* **Comprueba tu comprensión**
1. Según el texto, ¿cuál es el único mensaje que trae la obra, uno que ya tenemos tras días confinados en casa?
2. Actualiza el texto en el fragmento que empieza con "No nos trae" y sigue hasta "inéditos en absoluto-.": pon "austero" donde dice "sobrio".

* **Texto proporcionado**
::::::::

Pero lo cierto es que, habiéndolo leído, uno entiende: entiende que el testimonio de Giordano es tan valioso como el de cualquier ciudadano medio con un grado razonable de discernimiento. Entiende que ésta es una obra insustancial, escrita descaradamente para aprovechar el tirón de nuestra ansiedad por el encierro. Entiende que no aporta nada reseñable y que, a ratos, ni siquiera suena ya vigente, con miles de nuevos muertos sumados al día y un estado de pavor colectivo cada vez más espeso que nos lleva a sendas mucho más oscuras del pensamiento.
No nos trae un mensaje mínimamente revelador, no uno más allá del que ya amasamos confinados en nuestras casas desde hace días: el de la responsabilidad colectiva. Por no traer, no trae ni estilo. Es sobrio, naif, seco: se debate entre la autoindulgencia del diario íntimo y el aburrimiento del atestado policial -puramente descriptivo de unos hechos que no nos suenan inéditos en absoluto-.

::::::::

* **Material mostrado**
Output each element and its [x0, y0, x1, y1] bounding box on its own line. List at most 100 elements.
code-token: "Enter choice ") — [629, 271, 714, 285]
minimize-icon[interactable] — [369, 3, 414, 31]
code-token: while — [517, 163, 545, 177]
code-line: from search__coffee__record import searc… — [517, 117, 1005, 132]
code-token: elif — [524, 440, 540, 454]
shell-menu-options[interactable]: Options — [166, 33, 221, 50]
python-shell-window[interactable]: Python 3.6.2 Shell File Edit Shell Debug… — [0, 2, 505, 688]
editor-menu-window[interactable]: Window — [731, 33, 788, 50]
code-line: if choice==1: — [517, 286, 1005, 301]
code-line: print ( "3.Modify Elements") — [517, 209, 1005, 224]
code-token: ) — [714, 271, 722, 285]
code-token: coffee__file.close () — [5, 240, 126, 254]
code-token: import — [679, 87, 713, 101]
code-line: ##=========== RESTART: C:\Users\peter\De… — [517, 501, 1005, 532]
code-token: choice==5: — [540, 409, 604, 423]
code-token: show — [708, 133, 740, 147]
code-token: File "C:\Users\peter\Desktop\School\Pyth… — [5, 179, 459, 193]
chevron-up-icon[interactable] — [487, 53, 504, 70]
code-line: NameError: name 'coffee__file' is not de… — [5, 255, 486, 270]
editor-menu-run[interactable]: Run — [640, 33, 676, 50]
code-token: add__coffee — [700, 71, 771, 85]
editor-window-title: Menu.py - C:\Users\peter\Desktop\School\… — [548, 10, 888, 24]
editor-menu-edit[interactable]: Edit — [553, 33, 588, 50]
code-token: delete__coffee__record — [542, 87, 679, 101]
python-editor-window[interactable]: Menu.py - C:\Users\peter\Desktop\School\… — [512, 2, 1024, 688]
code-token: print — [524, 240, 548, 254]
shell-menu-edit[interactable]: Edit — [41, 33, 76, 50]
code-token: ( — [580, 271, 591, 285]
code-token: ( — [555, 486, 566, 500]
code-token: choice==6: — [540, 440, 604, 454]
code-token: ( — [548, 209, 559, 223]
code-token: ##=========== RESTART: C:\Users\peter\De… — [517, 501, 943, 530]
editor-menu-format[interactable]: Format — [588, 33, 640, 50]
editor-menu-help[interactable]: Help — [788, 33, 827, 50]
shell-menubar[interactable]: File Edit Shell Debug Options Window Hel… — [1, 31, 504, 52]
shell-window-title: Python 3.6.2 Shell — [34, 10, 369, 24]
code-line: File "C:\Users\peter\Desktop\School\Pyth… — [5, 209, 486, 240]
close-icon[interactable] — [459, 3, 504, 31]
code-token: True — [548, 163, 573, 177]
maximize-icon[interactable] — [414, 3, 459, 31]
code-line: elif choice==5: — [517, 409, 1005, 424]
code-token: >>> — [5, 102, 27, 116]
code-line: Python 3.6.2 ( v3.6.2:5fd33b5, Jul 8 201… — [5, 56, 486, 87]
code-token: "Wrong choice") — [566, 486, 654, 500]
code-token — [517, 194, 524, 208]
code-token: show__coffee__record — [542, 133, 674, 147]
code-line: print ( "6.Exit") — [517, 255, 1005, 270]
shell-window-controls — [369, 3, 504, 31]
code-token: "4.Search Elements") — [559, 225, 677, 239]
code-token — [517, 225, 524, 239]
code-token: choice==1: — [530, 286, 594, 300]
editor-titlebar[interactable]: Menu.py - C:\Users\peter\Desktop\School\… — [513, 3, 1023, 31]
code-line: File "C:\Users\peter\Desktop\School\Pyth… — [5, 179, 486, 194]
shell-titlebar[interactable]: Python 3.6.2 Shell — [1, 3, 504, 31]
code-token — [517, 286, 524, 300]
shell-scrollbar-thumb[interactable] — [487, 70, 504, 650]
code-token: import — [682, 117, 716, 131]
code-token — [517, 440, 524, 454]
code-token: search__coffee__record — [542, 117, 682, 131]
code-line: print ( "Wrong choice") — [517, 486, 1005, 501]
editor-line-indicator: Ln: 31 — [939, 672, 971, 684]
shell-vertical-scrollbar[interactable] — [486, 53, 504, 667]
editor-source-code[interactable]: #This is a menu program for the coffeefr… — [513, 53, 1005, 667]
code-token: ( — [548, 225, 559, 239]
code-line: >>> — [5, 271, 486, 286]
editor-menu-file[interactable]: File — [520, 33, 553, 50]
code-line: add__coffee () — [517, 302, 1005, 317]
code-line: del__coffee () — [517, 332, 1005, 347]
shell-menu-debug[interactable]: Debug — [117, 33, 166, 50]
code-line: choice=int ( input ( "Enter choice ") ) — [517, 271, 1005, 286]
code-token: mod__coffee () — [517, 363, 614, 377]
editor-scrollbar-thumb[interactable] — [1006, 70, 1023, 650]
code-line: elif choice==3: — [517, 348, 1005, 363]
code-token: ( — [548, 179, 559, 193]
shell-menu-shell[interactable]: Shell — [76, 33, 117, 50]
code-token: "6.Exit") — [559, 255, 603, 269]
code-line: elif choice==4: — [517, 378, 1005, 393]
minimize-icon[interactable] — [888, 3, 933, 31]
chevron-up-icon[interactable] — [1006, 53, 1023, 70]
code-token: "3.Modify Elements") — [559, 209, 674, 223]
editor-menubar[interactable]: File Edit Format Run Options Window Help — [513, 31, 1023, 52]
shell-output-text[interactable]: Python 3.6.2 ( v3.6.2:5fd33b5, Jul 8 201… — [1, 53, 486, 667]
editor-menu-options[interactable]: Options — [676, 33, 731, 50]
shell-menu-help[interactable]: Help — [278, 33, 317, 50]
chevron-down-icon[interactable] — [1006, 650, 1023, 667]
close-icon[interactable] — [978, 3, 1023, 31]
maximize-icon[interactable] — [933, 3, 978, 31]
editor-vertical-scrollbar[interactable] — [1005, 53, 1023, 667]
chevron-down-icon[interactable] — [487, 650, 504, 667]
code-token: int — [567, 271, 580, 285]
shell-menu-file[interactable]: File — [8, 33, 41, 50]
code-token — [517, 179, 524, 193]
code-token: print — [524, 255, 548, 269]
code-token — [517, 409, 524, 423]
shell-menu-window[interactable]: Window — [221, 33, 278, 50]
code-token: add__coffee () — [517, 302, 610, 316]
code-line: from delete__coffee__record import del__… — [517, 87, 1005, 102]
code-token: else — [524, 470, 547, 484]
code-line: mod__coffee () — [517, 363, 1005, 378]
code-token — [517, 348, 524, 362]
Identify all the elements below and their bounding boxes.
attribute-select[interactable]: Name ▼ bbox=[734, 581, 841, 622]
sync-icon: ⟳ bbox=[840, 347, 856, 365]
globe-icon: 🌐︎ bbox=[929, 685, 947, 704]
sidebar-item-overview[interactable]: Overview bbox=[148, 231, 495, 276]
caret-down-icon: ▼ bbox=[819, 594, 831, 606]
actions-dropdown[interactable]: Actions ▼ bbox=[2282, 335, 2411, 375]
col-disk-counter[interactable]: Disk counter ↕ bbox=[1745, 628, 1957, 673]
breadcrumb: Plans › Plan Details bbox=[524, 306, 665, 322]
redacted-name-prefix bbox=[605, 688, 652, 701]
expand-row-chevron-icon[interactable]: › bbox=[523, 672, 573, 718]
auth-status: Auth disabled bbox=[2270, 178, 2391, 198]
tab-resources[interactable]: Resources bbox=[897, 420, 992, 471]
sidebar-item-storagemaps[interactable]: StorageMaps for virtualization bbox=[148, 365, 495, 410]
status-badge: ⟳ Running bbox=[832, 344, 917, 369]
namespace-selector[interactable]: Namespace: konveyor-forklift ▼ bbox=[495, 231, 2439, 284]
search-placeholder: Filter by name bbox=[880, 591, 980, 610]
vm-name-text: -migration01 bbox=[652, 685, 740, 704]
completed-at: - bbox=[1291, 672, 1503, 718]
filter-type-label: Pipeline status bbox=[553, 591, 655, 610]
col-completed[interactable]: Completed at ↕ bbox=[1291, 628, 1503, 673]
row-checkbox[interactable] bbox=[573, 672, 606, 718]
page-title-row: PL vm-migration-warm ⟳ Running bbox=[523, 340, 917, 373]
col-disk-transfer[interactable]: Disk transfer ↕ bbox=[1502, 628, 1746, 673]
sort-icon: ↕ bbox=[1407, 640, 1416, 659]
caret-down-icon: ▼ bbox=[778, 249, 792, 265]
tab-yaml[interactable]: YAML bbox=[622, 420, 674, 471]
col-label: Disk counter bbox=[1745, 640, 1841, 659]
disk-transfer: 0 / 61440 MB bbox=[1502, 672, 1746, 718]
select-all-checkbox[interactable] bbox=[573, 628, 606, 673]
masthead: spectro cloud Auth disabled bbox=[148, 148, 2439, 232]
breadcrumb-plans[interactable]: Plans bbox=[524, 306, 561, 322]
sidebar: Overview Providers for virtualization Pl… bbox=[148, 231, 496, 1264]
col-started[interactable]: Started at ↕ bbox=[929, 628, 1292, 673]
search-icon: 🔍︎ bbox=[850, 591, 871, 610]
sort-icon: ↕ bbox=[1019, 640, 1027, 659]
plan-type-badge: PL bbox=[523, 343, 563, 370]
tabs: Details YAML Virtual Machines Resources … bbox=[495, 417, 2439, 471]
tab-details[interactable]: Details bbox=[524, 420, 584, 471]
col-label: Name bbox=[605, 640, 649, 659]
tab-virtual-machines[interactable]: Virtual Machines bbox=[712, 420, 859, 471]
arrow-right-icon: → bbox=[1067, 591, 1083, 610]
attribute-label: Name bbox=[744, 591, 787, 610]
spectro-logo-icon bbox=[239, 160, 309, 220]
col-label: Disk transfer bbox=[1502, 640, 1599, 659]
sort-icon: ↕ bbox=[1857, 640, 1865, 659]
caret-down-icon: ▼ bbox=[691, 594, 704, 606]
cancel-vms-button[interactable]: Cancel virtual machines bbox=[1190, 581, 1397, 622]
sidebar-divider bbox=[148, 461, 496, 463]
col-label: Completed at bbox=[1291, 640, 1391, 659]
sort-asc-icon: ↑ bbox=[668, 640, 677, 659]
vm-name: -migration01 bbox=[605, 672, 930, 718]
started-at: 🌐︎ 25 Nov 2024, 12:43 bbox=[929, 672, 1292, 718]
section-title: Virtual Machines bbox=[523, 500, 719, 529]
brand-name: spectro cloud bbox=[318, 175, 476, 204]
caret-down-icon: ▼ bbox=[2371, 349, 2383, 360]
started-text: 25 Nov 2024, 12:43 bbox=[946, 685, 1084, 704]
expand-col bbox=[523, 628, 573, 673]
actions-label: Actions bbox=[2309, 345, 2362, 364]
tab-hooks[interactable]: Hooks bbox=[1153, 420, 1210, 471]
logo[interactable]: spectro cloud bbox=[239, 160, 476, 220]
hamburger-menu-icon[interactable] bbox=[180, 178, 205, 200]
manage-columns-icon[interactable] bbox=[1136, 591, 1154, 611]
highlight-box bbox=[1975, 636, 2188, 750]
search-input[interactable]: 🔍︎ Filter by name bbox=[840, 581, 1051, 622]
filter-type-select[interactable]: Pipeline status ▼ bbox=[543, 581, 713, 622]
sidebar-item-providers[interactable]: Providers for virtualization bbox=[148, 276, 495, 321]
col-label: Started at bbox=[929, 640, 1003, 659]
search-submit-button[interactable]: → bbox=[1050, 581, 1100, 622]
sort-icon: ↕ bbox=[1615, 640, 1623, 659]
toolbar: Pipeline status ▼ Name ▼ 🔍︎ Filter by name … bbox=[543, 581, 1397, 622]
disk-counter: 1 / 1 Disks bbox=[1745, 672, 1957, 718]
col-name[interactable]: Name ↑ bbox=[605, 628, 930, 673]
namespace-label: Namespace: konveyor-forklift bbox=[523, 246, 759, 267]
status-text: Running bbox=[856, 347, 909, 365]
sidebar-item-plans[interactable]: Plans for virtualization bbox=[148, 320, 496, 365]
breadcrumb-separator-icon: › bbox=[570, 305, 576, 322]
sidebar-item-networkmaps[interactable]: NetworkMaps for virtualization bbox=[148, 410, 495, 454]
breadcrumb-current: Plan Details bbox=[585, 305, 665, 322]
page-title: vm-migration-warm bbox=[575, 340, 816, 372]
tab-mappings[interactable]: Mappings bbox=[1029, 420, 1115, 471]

::::::::

* **Respuestas**
1. El de la responsabilidad colectiva.

2.
No nos trae un mensaje mínimamente revelador, no uno más allá del que ya amasamos confinados en nuestras casas desde hace días: el de la responsabilidad colectiva. Por no traer, no trae ni estilo. Es austero, naif, seco: se debate entre la autoindulgencia del diario íntimo y el aburrimiento del atestado policial -puramente descriptivo de unos hechos que no nos suenan inéditos en absoluto-.